WHAT YOU ARE ASKED TO DO. Transcribe all the entries word for word, omitting any pictures they contain.

====== TASK INPUT ======

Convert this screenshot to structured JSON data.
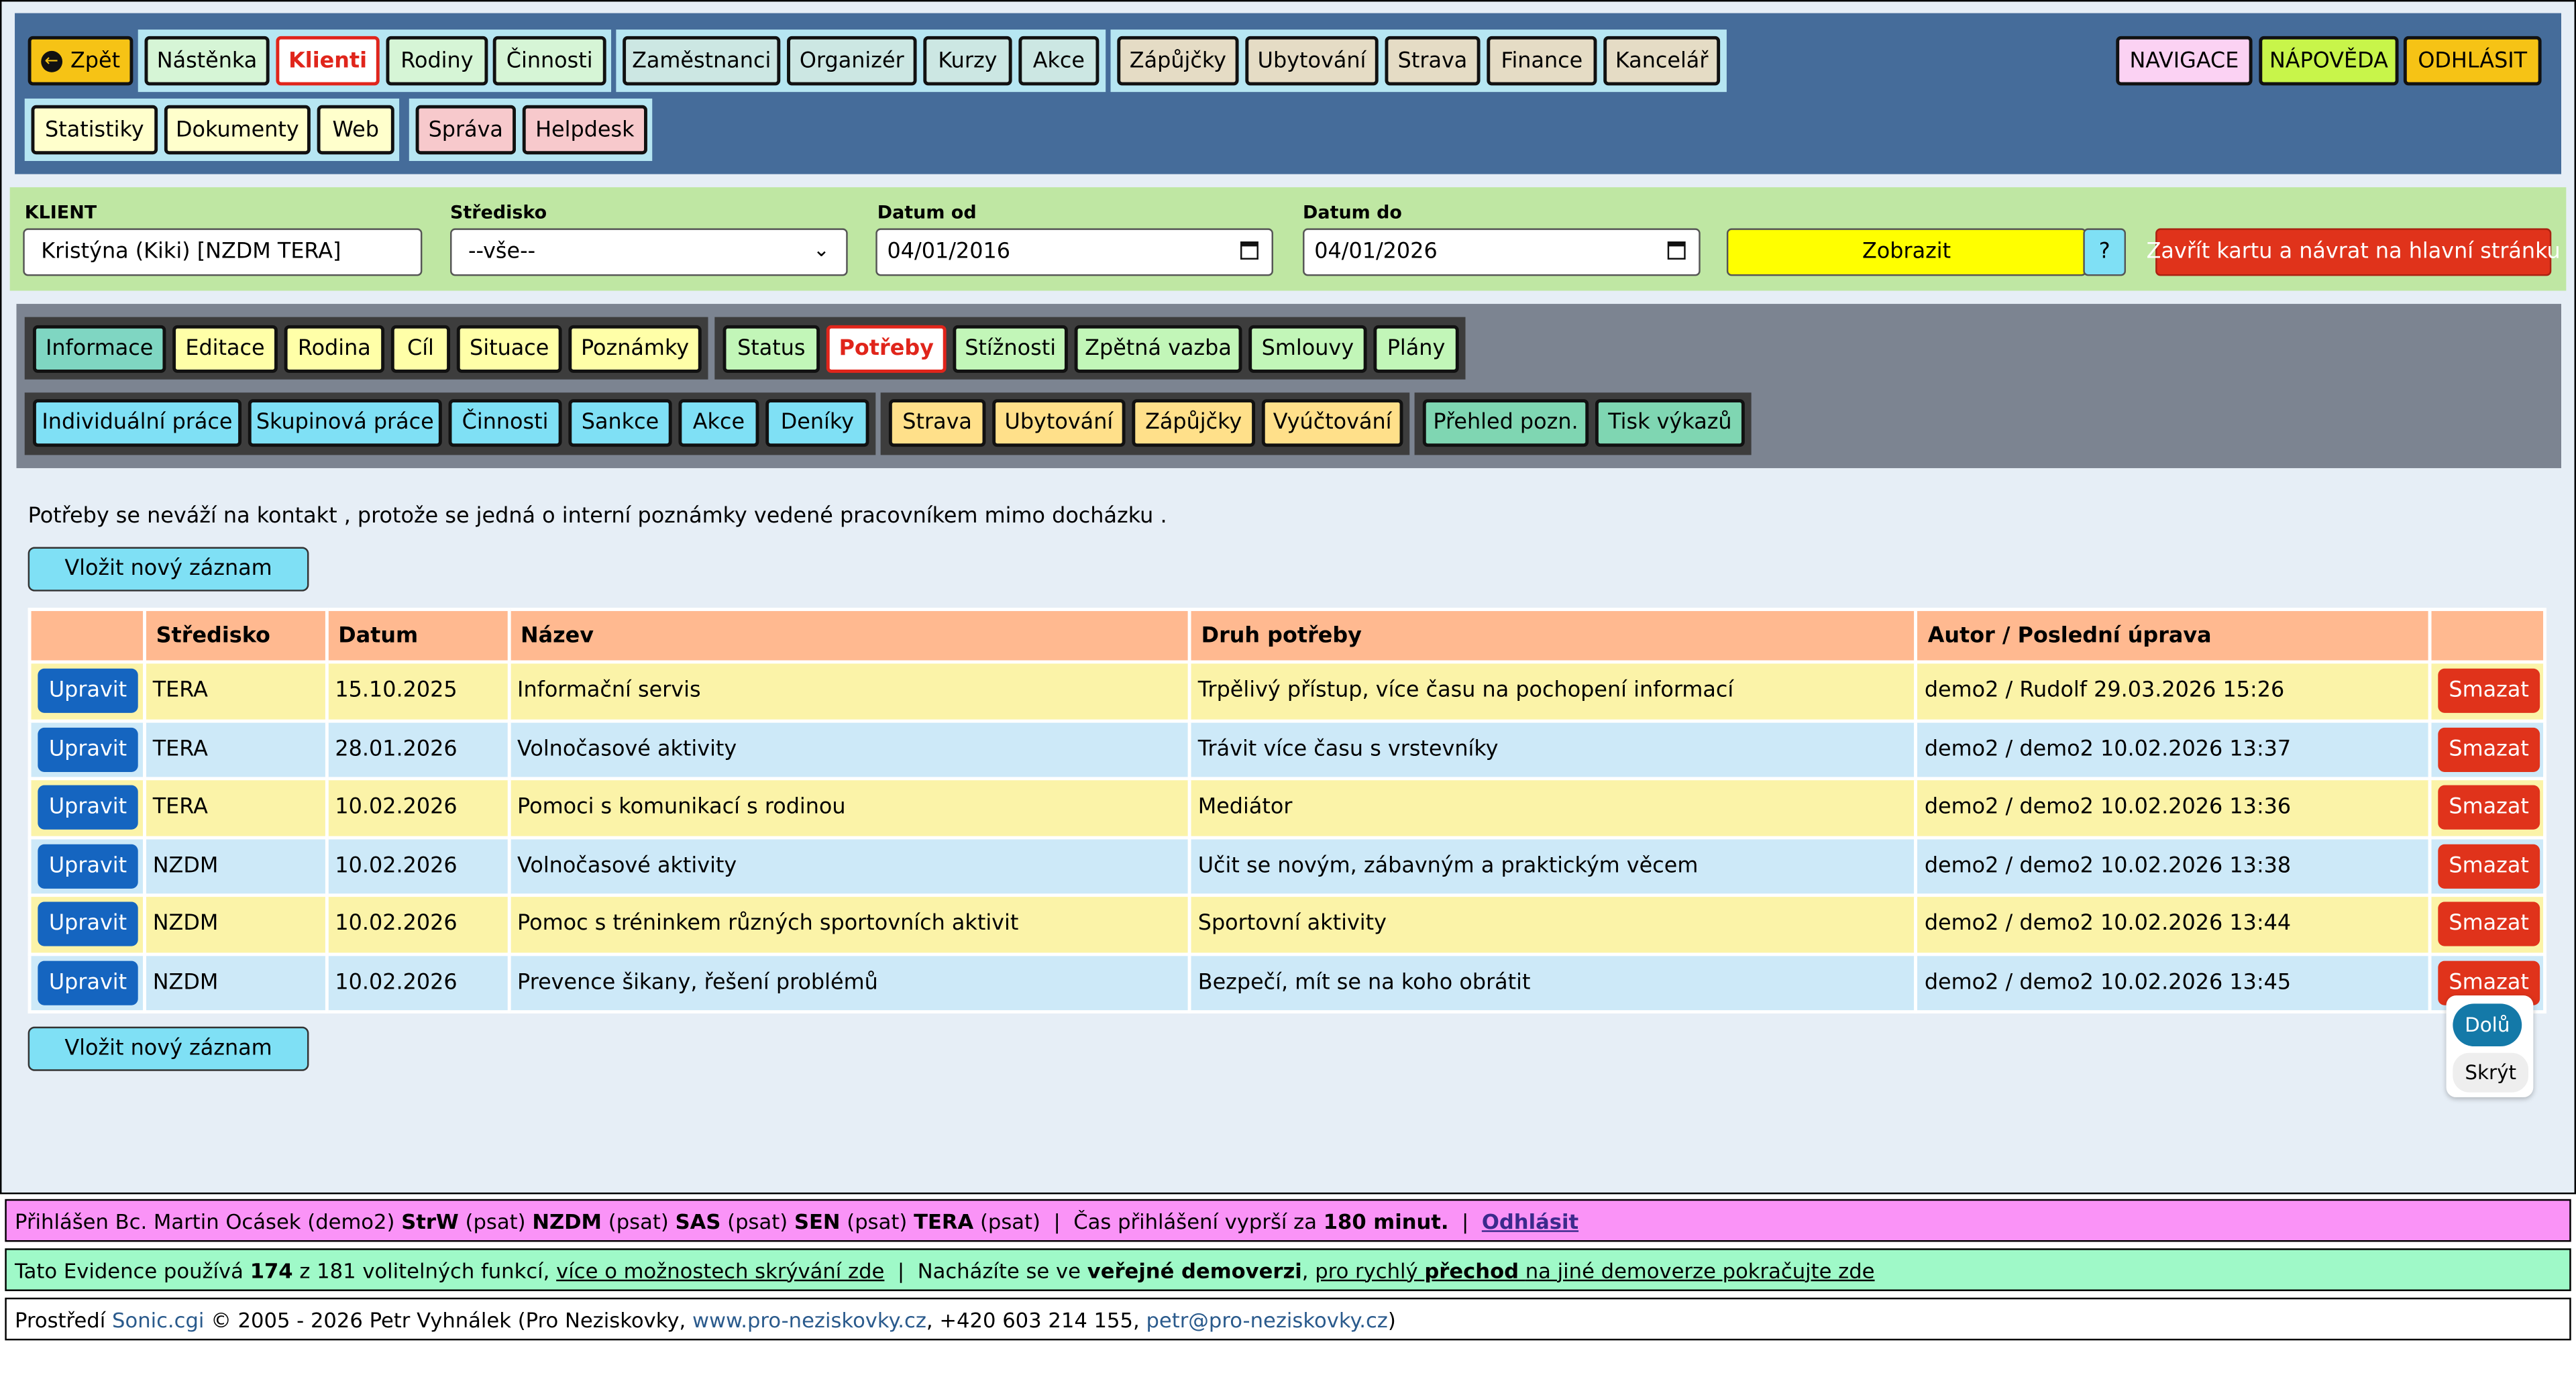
{
  "nav": {
    "back": "Zpět",
    "group1": [
      "Nástěnka",
      "Klienti",
      "Rodiny",
      "Činnosti"
    ],
    "group2": [
      "Zaměstnanci",
      "Organizér",
      "Kurzy",
      "Akce"
    ],
    "group3": [
      "Zápůjčky",
      "Ubytování",
      "Strava",
      "Finance",
      "Kancelář"
    ],
    "group4": [
      "Statistiky",
      "Dokumenty",
      "Web"
    ],
    "group5": [
      "Správa",
      "Helpdesk"
    ],
    "right": [
      "NAVIGACE",
      "NÁPOVĚDA",
      "ODHLÁSIT"
    ]
  },
  "filter": {
    "client_label": "KLIENT",
    "client_value": "Kristýna (Kiki) [NZDM TERA]",
    "center_label": "Středisko",
    "center_value": "--vše--",
    "from_label": "Datum od",
    "from_value": "04/01/2016",
    "to_label": "Datum do",
    "to_value": "04/01/2026",
    "show": "Zobrazit",
    "help": "?",
    "close": "Zavřít kartu a návrat na hlavní stránku"
  },
  "tabs": {
    "row1a": [
      "Informace",
      "Editace",
      "Rodina",
      "Cíl",
      "Situace",
      "Poznámky"
    ],
    "row1b": [
      "Status",
      "Potřeby",
      "Stížnosti",
      "Zpětná vazba",
      "Smlouvy",
      "Plány"
    ],
    "row2a": [
      "Individuální práce",
      "Skupinová práce",
      "Činnosti",
      "Sankce",
      "Akce",
      "Deníky"
    ],
    "row2b": [
      "Strava",
      "Ubytování",
      "Zápůjčky",
      "Vyúčtování"
    ],
    "row2c": [
      "Přehled pozn.",
      "Tisk výkazů"
    ]
  },
  "main": {
    "info": "Potřeby se neváží na kontakt , protože se jedná o interní poznámky vedené pracovníkem mimo docházku .",
    "new_record": "Vložit nový záznam",
    "columns": [
      "",
      "Středisko",
      "Datum",
      "Název",
      "Druh potřeby",
      "Autor / Poslední úprava",
      ""
    ],
    "edit_label": "Upravit",
    "delete_label": "Smazat",
    "rows": [
      {
        "center": "TERA",
        "date": "15.10.2025",
        "name": "Informační servis",
        "type": "Trpělivý přístup, více času na pochopení informací",
        "author": "demo2 / Rudolf 29.03.2026 15:26"
      },
      {
        "center": "TERA",
        "date": "28.01.2026",
        "name": "Volnočasové aktivity",
        "type": "Trávit více času s vrstevníky",
        "author": "demo2 / demo2 10.02.2026 13:37"
      },
      {
        "center": "TERA",
        "date": "10.02.2026",
        "name": "Pomoci s komunikací s rodinou",
        "type": "Mediátor",
        "author": "demo2 / demo2 10.02.2026 13:36"
      },
      {
        "center": "NZDM",
        "date": "10.02.2026",
        "name": "Volnočasové aktivity",
        "type": "Učit se novým, zábavným a praktickým věcem",
        "author": "demo2 / demo2 10.02.2026 13:38"
      },
      {
        "center": "NZDM",
        "date": "10.02.2026",
        "name": "Pomoc s tréninkem různých sportovních aktivit",
        "type": "Sportovní aktivity",
        "author": "demo2 / demo2 10.02.2026 13:44"
      },
      {
        "center": "NZDM",
        "date": "10.02.2026",
        "name": "Prevence šikany, řešení problémů",
        "type": "Bezpečí, mít se na koho obrátit",
        "author": "demo2 / demo2 10.02.2026 13:45"
      }
    ],
    "down": "Dolů",
    "hide": "Skrýt"
  },
  "footer": {
    "login_prefix": "Přihlášen Bc. Martin Ocásek (demo2)",
    "c1": "StrW",
    "p1": "(psat)",
    "c2": "NZDM",
    "p2": "(psat)",
    "c3": "SAS",
    "p3": "(psat)",
    "c4": "SEN",
    "p4": "(psat)",
    "c5": "TERA",
    "p5": "(psat)",
    "sep": "|",
    "expire_text": "Čas přihlášení vyprší za",
    "expire_value": "180 minut.",
    "logout": "Odhlásit",
    "func_prefix": "Tato Evidence používá",
    "func_used": "174",
    "func_total": "z 181 volitelných funkcí,",
    "func_link": "více o možnostech skrývání zde",
    "demo_text": "Nacházíte se ve",
    "demo_bold": "veřejné demoverzi",
    "demo_link_a": "pro rychlý",
    "demo_link_b": "přechod",
    "demo_link_c": "na jiné demoverze pokračujte zde",
    "env_prefix": "Prostředí",
    "env_link": "Sonic.cgi",
    "copyright": "© 2005 - 2026 Petr Vyhnálek (Pro Neziskovky,",
    "web": "www.pro-neziskovky.cz",
    "phone": ", +420 603 214 155,",
    "email": "petr@pro-neziskovky.cz",
    "close_paren": ")"
  },
  "colors": {
    "header_bg": "#456c9a",
    "filter_bg": "#bfe7a3",
    "tabs_bg": "#7c8491",
    "table_head": "#ffb990",
    "row_yellow": "#fbf3a8",
    "row_blue": "#cde9f8",
    "edit": "#1565c0",
    "delete": "#e0331b"
  }
}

======

EXERCISE OUTPUT.
Convert this screenshot to structured JSON data.
{
  "nav": {
    "back": "Zpět",
    "group1": [
      "Nástěnka",
      "Klienti",
      "Rodiny",
      "Činnosti"
    ],
    "group2": [
      "Zaměstnanci",
      "Organizér",
      "Kurzy",
      "Akce"
    ],
    "group3": [
      "Zápůjčky",
      "Ubytování",
      "Strava",
      "Finance",
      "Kancelář"
    ],
    "group4": [
      "Statistiky",
      "Dokumenty",
      "Web"
    ],
    "group5": [
      "Správa",
      "Helpdesk"
    ],
    "right": [
      "NAVIGACE",
      "NÁPOVĚDA",
      "ODHLÁSIT"
    ]
  },
  "filter": {
    "client_label": "KLIENT",
    "client_value": "Kristýna (Kiki) [NZDM TERA]",
    "center_label": "Středisko",
    "center_value": "--vše--",
    "from_label": "Datum od",
    "from_value": "04/01/2016",
    "to_label": "Datum do",
    "to_value": "04/01/2026",
    "show": "Zobrazit",
    "help": "?",
    "close": "Zavřít kartu a návrat na hlavní stránku"
  },
  "tabs": {
    "row1a": [
      "Informace",
      "Editace",
      "Rodina",
      "Cíl",
      "Situace",
      "Poznámky"
    ],
    "row1b": [
      "Status",
      "Potřeby",
      "Stížnosti",
      "Zpětná vazba",
      "Smlouvy",
      "Plány"
    ],
    "row2a": [
      "Individuální práce",
      "Skupinová práce",
      "Činnosti",
      "Sankce",
      "Akce",
      "Deníky"
    ],
    "row2b": [
      "Strava",
      "Ubytování",
      "Zápůjčky",
      "Vyúčtování"
    ],
    "row2c": [
      "Přehled pozn.",
      "Tisk výkazů"
    ]
  },
  "main": {
    "info": "Potřeby se neváží na kontakt , protože se jedná o interní poznámky vedené pracovníkem mimo docházku .",
    "new_record": "Vložit nový záznam",
    "columns": [
      "",
      "Středisko",
      "Datum",
      "Název",
      "Druh potřeby",
      "Autor / Poslední úprava",
      ""
    ],
    "edit_label": "Upravit",
    "delete_label": "Smazat",
    "rows": [
      {
        "center": "TERA",
        "date": "15.10.2025",
        "name": "Informační servis",
        "type": "Trpělivý přístup, více času na pochopení informací",
        "author": "demo2 / Rudolf 29.03.2026 15:26"
      },
      {
        "center": "TERA",
        "date": "28.01.2026",
        "name": "Volnočasové aktivity",
        "type": "Trávit více času s vrstevníky",
        "author": "demo2 / demo2 10.02.2026 13:37"
      },
      {
        "center": "TERA",
        "date": "10.02.2026",
        "name": "Pomoci s komunikací s rodinou",
        "type": "Mediátor",
        "author": "demo2 / demo2 10.02.2026 13:36"
      },
      {
        "center": "NZDM",
        "date": "10.02.2026",
        "name": "Volnočasové aktivity",
        "type": "Učit se novým, zábavným a praktickým věcem",
        "author": "demo2 / demo2 10.02.2026 13:38"
      },
      {
        "center": "NZDM",
        "date": "10.02.2026",
        "name": "Pomoc s tréninkem různých sportovních aktivit",
        "type": "Sportovní aktivity",
        "author": "demo2 / demo2 10.02.2026 13:44"
      },
      {
        "center": "NZDM",
        "date": "10.02.2026",
        "name": "Prevence šikany, řešení problémů",
        "type": "Bezpečí, mít se na koho obrátit",
        "author": "demo2 / demo2 10.02.2026 13:45"
      }
    ],
    "down": "Dolů",
    "hide": "Skrýt"
  },
  "footer": {
    "login_prefix": "Přihlášen Bc. Martin Ocásek (demo2)",
    "c1": "StrW",
    "p1": "(psat)",
    "c2": "NZDM",
    "p2": "(psat)",
    "c3": "SAS",
    "p3": "(psat)",
    "c4": "SEN",
    "p4": "(psat)",
    "c5": "TERA",
    "p5": "(psat)",
    "sep": "|",
    "expire_text": "Čas přihlášení vyprší za",
    "expire_value": "180 minut.",
    "logout": "Odhlásit",
    "func_prefix": "Tato Evidence používá",
    "func_used": "174",
    "func_total": "z 181 volitelných funkcí,",
    "func_link": "více o možnostech skrývání zde",
    "demo_text": "Nacházíte se ve",
    "demo_bold": "veřejné demoverzi",
    "demo_link_a": "pro rychlý",
    "demo_link_b": "přechod",
    "demo_link_c": "na jiné demoverze pokračujte zde",
    "env_prefix": "Prostředí",
    "env_link": "Sonic.cgi",
    "copyright": "© 2005 - 2026 Petr Vyhnálek (Pro Neziskovky,",
    "web": "www.pro-neziskovky.cz",
    "phone": ", +420 603 214 155,",
    "email": "petr@pro-neziskovky.cz",
    "close_paren": ")"
  },
  "colors": {
    "header_bg": "#456c9a",
    "filter_bg": "#bfe7a3",
    "tabs_bg": "#7c8491",
    "table_head": "#ffb990",
    "row_yellow": "#fbf3a8",
    "row_blue": "#cde9f8",
    "edit": "#1565c0",
    "delete": "#e0331b"
  }
}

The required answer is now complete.